→ **CHALLENGE**
Copy each line that contains the string "ΠΡΟΓΡΑΜΜΑΤΟΣ".

→ **RAW DATA**

● ● ● ● ● ● ●

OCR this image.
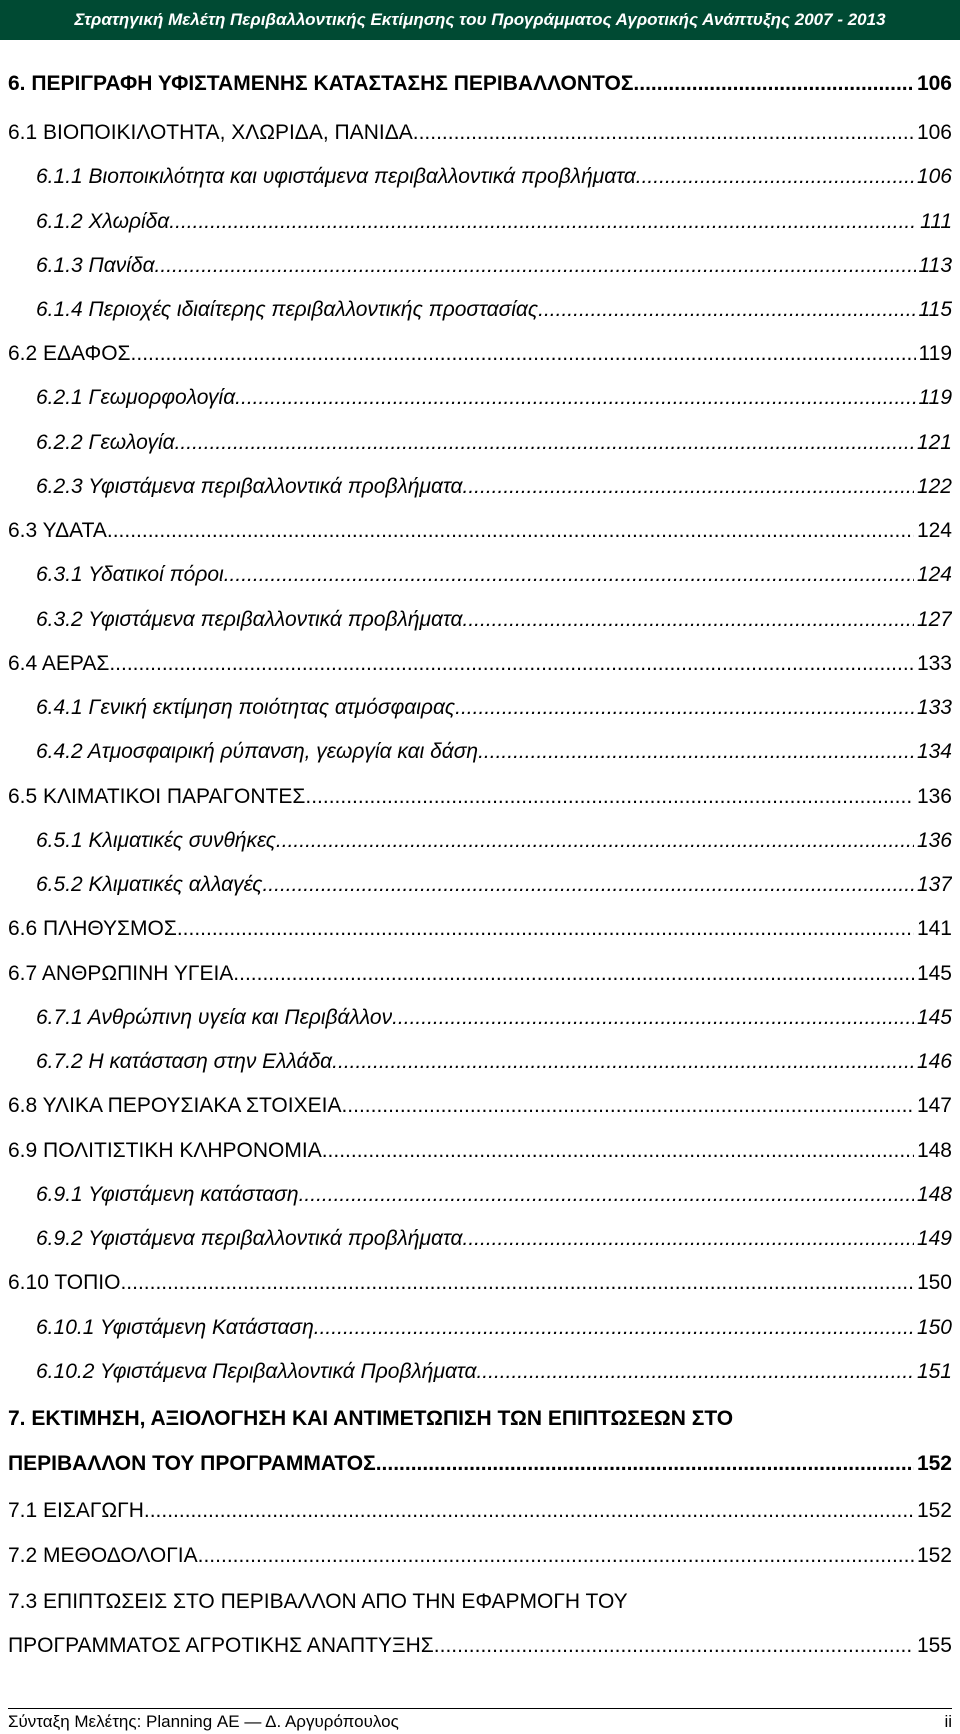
Στρατηγική Μελέτη Περιβαλλοντικής Εκτίμησης του Προγράμματος Αγροτικής Ανάπτυξης 2007 - 2013
6. ΠΕΡΙΓΡΑΦΗ ΥΦΙΣΤΑΜΕΝΗΣ ΚΑΤΑΣΤΑΣΗΣ ΠΕΡΙΒΑΛΛΟΝΤΟΣ .....	106
6.1 ΒΙΟΠΟΙΚΙΛΟΤΗΤΑ, ΧΛΩΡΙΔΑ, ΠΑΝΙΔΑ .....	106
6.1.1 Βιοποικιλότητα και υφιστάμενα περιβαλλοντικά προβλήματα .....	106
6.1.2 Χλωρίδα .....	111
6.1.3 Πανίδα .....	113
6.1.4 Περιοχές ιδιαίτερης περιβαλλοντικής προστασίας .....	115
6.2 ΕΔΑΦΟΣ .....	119
6.2.1 Γεωμορφολογία .....	119
6.2.2 Γεωλογία .....	121
6.2.3 Υφιστάμενα περιβαλλοντικά προβλήματα .....	122
6.3 ΥΔΑΤΑ .....	124
6.3.1 Υδατικοί πόροι .....	124
6.3.2 Υφιστάμενα περιβαλλοντικά προβλήματα .....	127
6.4 ΑΕΡΑΣ .....	133
6.4.1 Γενική εκτίμηση ποιότητας ατμόσφαιρας .....	133
6.4.2 Ατμοσφαιρική ρύπανση, γεωργία και δάση .....	134
6.5 ΚΛΙΜΑΤΙΚΟΙ ΠΑΡΑΓΟΝΤΕΣ .....	136
6.5.1 Κλιματικές συνθήκες .....	136
6.5.2 Κλιματικές αλλαγές .....	137
6.6 ΠΛΗΘΥΣΜΟΣ .....	141
6.7 ΑΝΘΡΩΠΙΝΗ ΥΓΕΙΑ .....	145
6.7.1 Ανθρώπινη υγεία και Περιβάλλον .....	145
6.7.2 Η κατάσταση στην Ελλάδα .....	146
6.8 ΥΛΙΚΑ ΠΕΡΟΥΣΙΑΚΑ ΣΤΟΙΧΕΙΑ .....	147
6.9 ΠΟΛΙΤΙΣΤΙΚΗ ΚΛΗΡΟΝΟΜΙΑ .....	148
6.9.1 Υφιστάμενη κατάσταση .....	148
6.9.2 Υφιστάμενα περιβαλλοντικά προβλήματα .....	149
6.10 ΤΟΠΙΟ .....	150
6.10.1 Υφιστάμενη Κατάσταση .....	150
6.10.2 Υφιστάμενα Περιβαλλοντικά Προβλήματα .....	151
7. ΕΚΤΙΜΗΣΗ, ΑΞΙΟΛΟΓΗΣΗ ΚΑΙ ΑΝΤΙΜΕΤΩΠΙΣΗ ΤΩΝ ΕΠΙΠΤΩΣΕΩΝ ΣΤΟ
ΠΕΡΙΒΑΛΛΟΝ ΤΟΥ ΠΡΟΓΡΑΜΜΑΤΟΣ .....	152
7.1 ΕΙΣΑΓΩΓΗ .....	152
7.2 ΜΕΘΟΔΟΛΟΓΙΑ .....	152
7.3 ΕΠΙΠΤΩΣΕΙΣ ΣΤΟ ΠΕΡΙΒΑΛΛΟΝ ΑΠΟ ΤΗΝ ΕΦΑΡΜΟΓΗ ΤΟΥ
ΠΡΟΓΡΑΜΜΑΤΟΣ ΑΓΡΟΤΙΚΗΣ ΑΝΑΠΤΥΞΗΣ .....	155
Σύνταξη Μελέτης: Planning ΑΕ — Δ. Αργυρόπουλος	ii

● ● ● ● ● ● ●

→ **RESPONSE FOR THIS EXERCISE**
ΠΕΡΙΒΑΛΛΟΝ ΤΟΥ ΠΡΟΓΡΑΜΜΑΤΟΣ .....	152
ΠΡΟΓΡΑΜΜΑΤΟΣ ΑΓΡΟΤΙΚΗΣ ΑΝΑΠΤΥΞΗΣ .....	155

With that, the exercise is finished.